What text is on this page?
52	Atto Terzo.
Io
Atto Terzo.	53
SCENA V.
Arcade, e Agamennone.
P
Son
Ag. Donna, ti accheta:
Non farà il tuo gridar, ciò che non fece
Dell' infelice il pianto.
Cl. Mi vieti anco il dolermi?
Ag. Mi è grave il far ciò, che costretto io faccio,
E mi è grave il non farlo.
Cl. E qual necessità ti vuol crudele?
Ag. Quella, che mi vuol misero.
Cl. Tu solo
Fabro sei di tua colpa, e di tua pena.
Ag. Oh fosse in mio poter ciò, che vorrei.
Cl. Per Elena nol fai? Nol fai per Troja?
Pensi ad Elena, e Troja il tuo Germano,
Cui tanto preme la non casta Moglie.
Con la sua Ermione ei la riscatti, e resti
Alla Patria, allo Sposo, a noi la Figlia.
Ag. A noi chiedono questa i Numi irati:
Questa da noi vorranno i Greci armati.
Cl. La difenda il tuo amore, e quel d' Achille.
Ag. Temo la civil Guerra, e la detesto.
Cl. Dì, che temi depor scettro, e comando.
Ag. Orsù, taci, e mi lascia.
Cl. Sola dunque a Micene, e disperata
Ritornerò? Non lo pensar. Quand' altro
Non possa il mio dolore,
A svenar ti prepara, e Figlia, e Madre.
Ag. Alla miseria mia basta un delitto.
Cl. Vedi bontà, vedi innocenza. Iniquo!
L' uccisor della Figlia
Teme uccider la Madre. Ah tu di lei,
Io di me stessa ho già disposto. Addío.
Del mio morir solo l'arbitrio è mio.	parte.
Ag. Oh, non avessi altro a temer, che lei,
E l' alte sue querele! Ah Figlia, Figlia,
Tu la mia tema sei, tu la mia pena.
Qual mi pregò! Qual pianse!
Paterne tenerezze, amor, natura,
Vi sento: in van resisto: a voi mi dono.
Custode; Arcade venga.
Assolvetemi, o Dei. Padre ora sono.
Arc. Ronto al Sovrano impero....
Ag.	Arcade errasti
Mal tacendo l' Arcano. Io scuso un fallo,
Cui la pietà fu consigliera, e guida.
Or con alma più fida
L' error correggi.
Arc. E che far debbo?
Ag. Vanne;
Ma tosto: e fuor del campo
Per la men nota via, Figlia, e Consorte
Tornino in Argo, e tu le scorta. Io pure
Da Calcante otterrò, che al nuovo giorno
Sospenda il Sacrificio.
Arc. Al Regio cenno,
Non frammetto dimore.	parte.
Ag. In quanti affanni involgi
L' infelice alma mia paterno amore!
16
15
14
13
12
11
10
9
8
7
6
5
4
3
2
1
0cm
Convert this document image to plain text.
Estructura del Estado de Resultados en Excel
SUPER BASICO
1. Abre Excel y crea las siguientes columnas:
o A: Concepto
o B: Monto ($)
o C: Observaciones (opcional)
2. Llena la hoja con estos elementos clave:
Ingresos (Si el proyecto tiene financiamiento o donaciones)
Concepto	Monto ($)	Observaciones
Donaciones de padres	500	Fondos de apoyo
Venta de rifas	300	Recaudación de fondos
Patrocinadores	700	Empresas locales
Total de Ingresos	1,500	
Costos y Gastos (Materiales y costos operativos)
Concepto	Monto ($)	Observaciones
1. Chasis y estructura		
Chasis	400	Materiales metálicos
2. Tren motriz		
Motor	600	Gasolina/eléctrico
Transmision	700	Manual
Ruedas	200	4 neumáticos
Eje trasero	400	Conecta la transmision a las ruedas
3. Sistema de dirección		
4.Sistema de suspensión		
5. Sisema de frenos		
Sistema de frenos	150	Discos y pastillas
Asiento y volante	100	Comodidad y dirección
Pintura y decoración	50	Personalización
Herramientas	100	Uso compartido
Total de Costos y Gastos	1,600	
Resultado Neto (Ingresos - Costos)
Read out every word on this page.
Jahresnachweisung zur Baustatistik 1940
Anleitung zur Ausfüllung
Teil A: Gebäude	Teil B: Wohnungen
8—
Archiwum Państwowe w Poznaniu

##########

To be done ▸
Copy all of the data. Keep every word exactly as it is.

Result for this exercise ▸
What text is on this page?
52	Atto Terzo.
Io
Atto Terzo.	53
SCENA V.
Arcade, e Agamennone.
P
Son
Ag. Donna, ti accheta:
Non farà il tuo gridar, ciò che non fece
Dell' infelice il pianto.
Cl. Mi vieti anco il dolermi?
Ag. Mi è grave il far ciò, che costretto io faccio,
E mi è grave il non farlo.
Cl. E qual necessità ti vuol crudele?
Ag. Quella, che mi vuol misero.
Cl. Tu solo
Fabro sei di tua colpa, e di tua pena.
Ag. Oh fosse in mio poter ciò, che vorrei.
Cl. Per Elena nol fai? Nol fai per Troja?
Pensi ad Elena, e Troja il tuo Germano,
Cui tanto preme la non casta Moglie.
Con la sua Ermione ei la riscatti, e resti
Alla Patria, allo Sposo, a noi la Figlia.
Ag. A noi chiedono questa i Numi irati:
Questa da noi vorranno i Greci armati.
Cl. La difenda il tuo amore, e quel d' Achille.
Ag. Temo la civil Guerra, e la detesto.
Cl. Dì, che temi depor scettro, e comando.
Ag. Orsù, taci, e mi lascia.
Cl. Sola dunque a Micene, e disperata
Ritornerò? Non lo pensar. Quand' altro
Non possa il mio dolore,
A svenar ti prepara, e Figlia, e Madre.
Ag. Alla miseria mia basta un delitto.
Cl. Vedi bontà, vedi innocenza. Iniquo!
L' uccisor della Figlia
Teme uccider la Madre. Ah tu di lei,
Io di me stessa ho già disposto. Addío.
Del mio morir solo l'arbitrio è mio.	parte.
Ag. Oh, non avessi altro a temer, che lei,
E l' alte sue querele! Ah Figlia, Figlia,
Tu la mia tema sei, tu la mia pena.
Qual mi pregò! Qual pianse!
Paterne tenerezze, amor, natura,
Vi sento: in van resisto: a voi mi dono.
Custode; Arcade venga.
Assolvetemi, o Dei. Padre ora sono.
Arc. Ronto al Sovrano impero....
Ag.	Arcade errasti
Mal tacendo l' Arcano. Io scuso un fallo,
Cui la pietà fu consigliera, e guida.
Or con alma più fida
L' error correggi.
Arc. E che far debbo?
Ag. Vanne;
Ma tosto: e fuor del campo
Per la men nota via, Figlia, e Consorte
Tornino in Argo, e tu le scorta. Io pure
Da Calcante otterrò, che al nuovo giorno
Sospenda il Sacrificio.
Arc. Al Regio cenno,
Non frammetto dimore.	parte.
Ag. In quanti affanni involgi
L' infelice alma mia paterno amore!
16
15
14
13
12
11
10
9
8
7
6
5
4
3
2
1
0cm
Convert this document image to plain text.
Estructura del Estado de Resultados en Excel
SUPER BASICO
1. Abre Excel y crea las siguientes columnas:
o A: Concepto
o B: Monto ($)
o C: Observaciones (opcional)
2. Llena la hoja con estos elementos clave:
Ingresos (Si el proyecto tiene financiamiento o donaciones)
Concepto	Monto ($)	Observaciones
Donaciones de padres	500	Fondos de apoyo
Venta de rifas	300	Recaudación de fondos
Patrocinadores	700	Empresas locales
Total de Ingresos	1,500	
Costos y Gastos (Materiales y costos operativos)
Concepto	Monto ($)	Observaciones
1. Chasis y estructura		
Chasis	400	Materiales metálicos
2. Tren motriz		
Motor	600	Gasolina/eléctrico
Transmision	700	Manual
Ruedas	200	4 neumáticos
Eje trasero	400	Conecta la transmision a las ruedas
3. Sistema de dirección		
4.Sistema de suspensión		
5. Sisema de frenos		
Sistema de frenos	150	Discos y pastillas
Asiento y volante	100	Comodidad y dirección
Pintura y decoración	50	Personalización
Herramientas	100	Uso compartido
Total de Costos y Gastos	1,600	
Resultado Neto (Ingresos - Costos)
Read out every word on this page.
Jahresnachweisung zur Baustatistik 1940
Anleitung zur Ausfüllung
Teil A: Gebäude	Teil B: Wohnungen
8—
Archiwum Państwowe w Poznaniu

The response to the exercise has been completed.